Collected data:
________________

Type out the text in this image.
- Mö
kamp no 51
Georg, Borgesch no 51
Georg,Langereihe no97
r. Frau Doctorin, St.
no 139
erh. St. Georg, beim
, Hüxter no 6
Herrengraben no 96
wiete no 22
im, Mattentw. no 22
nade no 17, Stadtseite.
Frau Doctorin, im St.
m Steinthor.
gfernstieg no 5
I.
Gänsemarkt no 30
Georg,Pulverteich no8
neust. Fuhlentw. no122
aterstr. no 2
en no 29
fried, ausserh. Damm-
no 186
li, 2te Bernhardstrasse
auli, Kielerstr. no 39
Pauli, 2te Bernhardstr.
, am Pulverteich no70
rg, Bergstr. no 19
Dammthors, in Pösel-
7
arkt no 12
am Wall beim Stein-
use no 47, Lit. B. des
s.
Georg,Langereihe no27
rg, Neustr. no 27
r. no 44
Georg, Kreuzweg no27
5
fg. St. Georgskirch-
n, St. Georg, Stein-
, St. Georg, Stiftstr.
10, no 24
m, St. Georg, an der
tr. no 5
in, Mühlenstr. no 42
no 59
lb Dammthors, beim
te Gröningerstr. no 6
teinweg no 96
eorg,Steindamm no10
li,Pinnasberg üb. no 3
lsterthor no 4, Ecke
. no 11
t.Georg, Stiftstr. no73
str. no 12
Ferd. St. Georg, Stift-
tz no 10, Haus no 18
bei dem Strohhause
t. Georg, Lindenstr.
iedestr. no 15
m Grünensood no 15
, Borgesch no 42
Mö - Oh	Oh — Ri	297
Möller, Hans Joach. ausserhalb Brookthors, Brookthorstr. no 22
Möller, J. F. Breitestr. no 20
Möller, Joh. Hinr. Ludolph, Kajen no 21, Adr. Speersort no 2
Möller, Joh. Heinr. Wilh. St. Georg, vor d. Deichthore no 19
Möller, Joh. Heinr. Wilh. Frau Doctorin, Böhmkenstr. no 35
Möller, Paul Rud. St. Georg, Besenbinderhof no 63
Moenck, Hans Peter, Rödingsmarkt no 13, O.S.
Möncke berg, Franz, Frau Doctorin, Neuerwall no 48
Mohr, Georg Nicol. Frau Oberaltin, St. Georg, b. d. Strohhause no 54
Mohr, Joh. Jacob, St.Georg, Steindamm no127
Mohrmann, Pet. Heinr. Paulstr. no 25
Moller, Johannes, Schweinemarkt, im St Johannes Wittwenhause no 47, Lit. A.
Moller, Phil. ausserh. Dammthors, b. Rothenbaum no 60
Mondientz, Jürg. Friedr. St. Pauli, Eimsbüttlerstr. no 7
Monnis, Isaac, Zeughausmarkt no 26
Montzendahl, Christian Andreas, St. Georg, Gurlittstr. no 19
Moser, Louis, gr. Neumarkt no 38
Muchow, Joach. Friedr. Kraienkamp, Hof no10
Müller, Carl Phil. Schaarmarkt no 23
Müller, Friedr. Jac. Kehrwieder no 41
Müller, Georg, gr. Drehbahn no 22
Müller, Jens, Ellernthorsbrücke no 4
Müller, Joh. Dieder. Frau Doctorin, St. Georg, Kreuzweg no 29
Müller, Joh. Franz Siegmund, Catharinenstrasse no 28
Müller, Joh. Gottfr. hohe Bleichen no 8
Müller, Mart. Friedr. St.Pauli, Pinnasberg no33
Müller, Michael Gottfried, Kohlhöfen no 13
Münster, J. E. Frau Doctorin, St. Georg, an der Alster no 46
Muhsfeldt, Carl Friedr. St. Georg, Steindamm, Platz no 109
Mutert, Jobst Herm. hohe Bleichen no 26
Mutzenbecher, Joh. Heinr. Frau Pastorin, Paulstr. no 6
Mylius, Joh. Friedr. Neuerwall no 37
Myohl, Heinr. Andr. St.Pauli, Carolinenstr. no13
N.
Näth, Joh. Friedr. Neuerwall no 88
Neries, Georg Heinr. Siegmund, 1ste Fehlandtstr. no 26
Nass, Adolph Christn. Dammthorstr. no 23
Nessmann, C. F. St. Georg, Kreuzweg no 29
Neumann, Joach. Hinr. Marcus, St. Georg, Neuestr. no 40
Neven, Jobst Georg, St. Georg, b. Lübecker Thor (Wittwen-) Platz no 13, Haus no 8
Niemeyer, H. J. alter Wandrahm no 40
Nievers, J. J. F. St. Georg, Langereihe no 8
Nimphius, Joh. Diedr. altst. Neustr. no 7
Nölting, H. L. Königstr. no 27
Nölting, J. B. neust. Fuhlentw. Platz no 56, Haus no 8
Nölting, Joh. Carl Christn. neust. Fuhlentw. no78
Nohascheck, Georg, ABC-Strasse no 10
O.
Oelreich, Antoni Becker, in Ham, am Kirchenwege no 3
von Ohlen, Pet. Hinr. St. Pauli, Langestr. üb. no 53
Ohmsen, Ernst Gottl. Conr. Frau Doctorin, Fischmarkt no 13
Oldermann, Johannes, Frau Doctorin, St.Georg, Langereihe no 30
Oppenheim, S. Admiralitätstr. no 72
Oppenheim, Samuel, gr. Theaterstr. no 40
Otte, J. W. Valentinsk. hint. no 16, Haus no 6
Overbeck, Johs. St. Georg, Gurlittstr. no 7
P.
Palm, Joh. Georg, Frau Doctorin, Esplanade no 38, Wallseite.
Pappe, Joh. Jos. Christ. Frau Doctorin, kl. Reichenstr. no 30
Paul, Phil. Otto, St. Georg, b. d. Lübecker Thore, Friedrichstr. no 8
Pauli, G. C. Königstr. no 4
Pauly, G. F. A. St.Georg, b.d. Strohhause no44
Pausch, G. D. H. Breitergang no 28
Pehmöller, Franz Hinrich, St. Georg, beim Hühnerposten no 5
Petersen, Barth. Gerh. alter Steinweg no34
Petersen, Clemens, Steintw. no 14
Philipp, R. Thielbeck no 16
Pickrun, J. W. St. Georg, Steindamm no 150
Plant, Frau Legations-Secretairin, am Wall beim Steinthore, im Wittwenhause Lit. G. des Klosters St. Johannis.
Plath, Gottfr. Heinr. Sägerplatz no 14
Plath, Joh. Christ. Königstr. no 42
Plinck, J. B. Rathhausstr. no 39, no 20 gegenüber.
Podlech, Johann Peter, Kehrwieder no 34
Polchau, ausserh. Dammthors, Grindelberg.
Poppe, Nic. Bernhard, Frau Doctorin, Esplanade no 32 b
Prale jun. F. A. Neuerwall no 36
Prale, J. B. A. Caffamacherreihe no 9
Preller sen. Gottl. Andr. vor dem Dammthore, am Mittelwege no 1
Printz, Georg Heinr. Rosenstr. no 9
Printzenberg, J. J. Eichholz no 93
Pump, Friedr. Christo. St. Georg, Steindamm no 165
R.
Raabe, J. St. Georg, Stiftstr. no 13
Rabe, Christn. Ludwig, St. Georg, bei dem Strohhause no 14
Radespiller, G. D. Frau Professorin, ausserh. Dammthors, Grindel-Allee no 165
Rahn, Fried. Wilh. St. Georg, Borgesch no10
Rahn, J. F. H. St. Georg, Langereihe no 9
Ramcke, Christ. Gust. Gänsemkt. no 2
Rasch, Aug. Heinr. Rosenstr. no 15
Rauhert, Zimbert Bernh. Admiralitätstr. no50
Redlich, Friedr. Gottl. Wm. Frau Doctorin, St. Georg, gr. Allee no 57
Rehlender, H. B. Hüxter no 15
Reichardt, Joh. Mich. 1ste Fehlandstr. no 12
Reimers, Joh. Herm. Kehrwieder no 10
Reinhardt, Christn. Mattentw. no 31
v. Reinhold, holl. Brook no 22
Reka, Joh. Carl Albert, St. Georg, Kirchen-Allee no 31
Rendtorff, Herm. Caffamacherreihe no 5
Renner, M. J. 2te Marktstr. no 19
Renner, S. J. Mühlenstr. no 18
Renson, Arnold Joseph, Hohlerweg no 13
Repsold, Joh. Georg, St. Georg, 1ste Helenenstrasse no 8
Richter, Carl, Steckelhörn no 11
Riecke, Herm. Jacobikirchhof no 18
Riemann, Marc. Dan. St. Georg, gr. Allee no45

________________

■ **Aim**: From the records above, pull out each line that has "Plath".

■ **Result below**:
Plath, Gottfr. Heinr. Sägerplatz no 14
Plath, Joh. Christ. Königstr. no 42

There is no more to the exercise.